■ **EXERCISE PROMPT**: Every record must be repeated exactly, with no omission.

+++

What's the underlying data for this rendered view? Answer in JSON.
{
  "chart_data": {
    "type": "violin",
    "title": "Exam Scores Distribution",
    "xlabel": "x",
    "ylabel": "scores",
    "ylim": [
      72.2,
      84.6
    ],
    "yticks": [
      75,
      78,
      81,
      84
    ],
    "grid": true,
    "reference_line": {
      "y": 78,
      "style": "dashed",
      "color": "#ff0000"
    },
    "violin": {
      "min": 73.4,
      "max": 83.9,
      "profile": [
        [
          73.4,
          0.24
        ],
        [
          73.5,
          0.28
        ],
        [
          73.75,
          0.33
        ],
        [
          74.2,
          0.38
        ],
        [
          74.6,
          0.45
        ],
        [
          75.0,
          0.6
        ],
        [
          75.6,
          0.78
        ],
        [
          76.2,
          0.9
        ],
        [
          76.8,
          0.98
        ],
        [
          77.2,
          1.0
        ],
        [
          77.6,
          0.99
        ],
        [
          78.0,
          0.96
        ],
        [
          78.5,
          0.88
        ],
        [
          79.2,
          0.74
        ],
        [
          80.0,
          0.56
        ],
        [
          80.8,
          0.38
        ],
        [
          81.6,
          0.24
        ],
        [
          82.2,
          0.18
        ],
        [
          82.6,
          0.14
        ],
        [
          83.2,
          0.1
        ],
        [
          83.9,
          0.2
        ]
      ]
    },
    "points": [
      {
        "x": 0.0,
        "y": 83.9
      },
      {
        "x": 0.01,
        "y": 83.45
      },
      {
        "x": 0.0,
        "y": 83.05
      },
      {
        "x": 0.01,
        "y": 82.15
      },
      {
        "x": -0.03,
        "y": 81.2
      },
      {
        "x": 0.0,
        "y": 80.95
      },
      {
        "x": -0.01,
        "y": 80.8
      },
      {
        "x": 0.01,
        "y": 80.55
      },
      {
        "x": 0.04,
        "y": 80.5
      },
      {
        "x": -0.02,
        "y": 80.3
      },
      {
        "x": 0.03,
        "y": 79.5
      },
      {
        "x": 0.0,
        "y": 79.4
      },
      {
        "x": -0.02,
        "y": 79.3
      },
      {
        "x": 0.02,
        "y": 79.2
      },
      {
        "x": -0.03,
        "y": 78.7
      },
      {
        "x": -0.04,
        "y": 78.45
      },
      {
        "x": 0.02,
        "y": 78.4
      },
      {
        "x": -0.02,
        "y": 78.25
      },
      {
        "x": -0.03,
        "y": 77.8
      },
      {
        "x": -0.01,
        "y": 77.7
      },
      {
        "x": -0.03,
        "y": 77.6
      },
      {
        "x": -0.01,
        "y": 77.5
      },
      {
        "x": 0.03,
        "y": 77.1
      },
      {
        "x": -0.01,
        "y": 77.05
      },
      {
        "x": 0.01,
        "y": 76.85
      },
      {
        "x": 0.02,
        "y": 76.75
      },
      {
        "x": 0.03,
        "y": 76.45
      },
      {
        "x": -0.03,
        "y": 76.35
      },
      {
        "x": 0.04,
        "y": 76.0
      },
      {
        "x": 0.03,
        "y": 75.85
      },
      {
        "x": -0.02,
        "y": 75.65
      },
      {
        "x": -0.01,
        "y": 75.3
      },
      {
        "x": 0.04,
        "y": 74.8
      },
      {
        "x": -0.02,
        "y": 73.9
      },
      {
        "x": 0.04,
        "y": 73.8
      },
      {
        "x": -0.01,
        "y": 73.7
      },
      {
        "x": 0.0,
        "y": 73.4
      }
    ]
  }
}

+++

■ **SOLUTION BELOW**:
What's the underlying data for this rendered view? Answer in JSON.
{
  "chart_data": {
    "type": "violin",
    "title": "Exam Scores Distribution",
    "xlabel": "x",
    "ylabel": "scores",
    "ylim": [
      72.2,
      84.6
    ],
    "yticks": [
      75,
      78,
      81,
      84
    ],
    "grid": true,
    "reference_line": {
      "y": 78,
      "style": "dashed",
      "color": "#ff0000"
    },
    "violin": {
      "min": 73.4,
      "max": 83.9,
      "profile": [
        [
          73.4,
          0.24
        ],
        [
          73.5,
          0.28
        ],
        [
          73.75,
          0.33
        ],
        [
          74.2,
          0.38
        ],
        [
          74.6,
          0.45
        ],
        [
          75.0,
          0.6
        ],
        [
          75.6,
          0.78
        ],
        [
          76.2,
          0.9
        ],
        [
          76.8,
          0.98
        ],
        [
          77.2,
          1.0
        ],
        [
          77.6,
          0.99
        ],
        [
          78.0,
          0.96
        ],
        [
          78.5,
          0.88
        ],
        [
          79.2,
          0.74
        ],
        [
          80.0,
          0.56
        ],
        [
          80.8,
          0.38
        ],
        [
          81.6,
          0.24
        ],
        [
          82.2,
          0.18
        ],
        [
          82.6,
          0.14
        ],
        [
          83.2,
          0.1
        ],
        [
          83.9,
          0.2
        ]
      ]
    },
    "points": [
      {
        "x": 0.0,
        "y": 83.9
      },
      {
        "x": 0.01,
        "y": 83.45
      },
      {
        "x": 0.0,
        "y": 83.05
      },
      {
        "x": 0.01,
        "y": 82.15
      },
      {
        "x": -0.03,
        "y": 81.2
      },
      {
        "x": 0.0,
        "y": 80.95
      },
      {
        "x": -0.01,
        "y": 80.8
      },
      {
        "x": 0.01,
        "y": 80.55
      },
      {
        "x": 0.04,
        "y": 80.5
      },
      {
        "x": -0.02,
        "y": 80.3
      },
      {
        "x": 0.03,
        "y": 79.5
      },
      {
        "x": 0.0,
        "y": 79.4
      },
      {
        "x": -0.02,
        "y": 79.3
      },
      {
        "x": 0.02,
        "y": 79.2
      },
      {
        "x": -0.03,
        "y": 78.7
      },
      {
        "x": -0.04,
        "y": 78.45
      },
      {
        "x": 0.02,
        "y": 78.4
      },
      {
        "x": -0.02,
        "y": 78.25
      },
      {
        "x": -0.03,
        "y": 77.8
      },
      {
        "x": -0.01,
        "y": 77.7
      },
      {
        "x": -0.03,
        "y": 77.6
      },
      {
        "x": -0.01,
        "y": 77.5
      },
      {
        "x": 0.03,
        "y": 77.1
      },
      {
        "x": -0.01,
        "y": 77.05
      },
      {
        "x": 0.01,
        "y": 76.85
      },
      {
        "x": 0.02,
        "y": 76.75
      },
      {
        "x": 0.03,
        "y": 76.45
      },
      {
        "x": -0.03,
        "y": 76.35
      },
      {
        "x": 0.04,
        "y": 76.0
      },
      {
        "x": 0.03,
        "y": 75.85
      },
      {
        "x": -0.02,
        "y": 75.65
      },
      {
        "x": -0.01,
        "y": 75.3
      },
      {
        "x": 0.04,
        "y": 74.8
      },
      {
        "x": -0.02,
        "y": 73.9
      },
      {
        "x": 0.04,
        "y": 73.8
      },
      {
        "x": -0.01,
        "y": 73.7
      },
      {
        "x": 0.0,
        "y": 73.4
      }
    ]
  }
}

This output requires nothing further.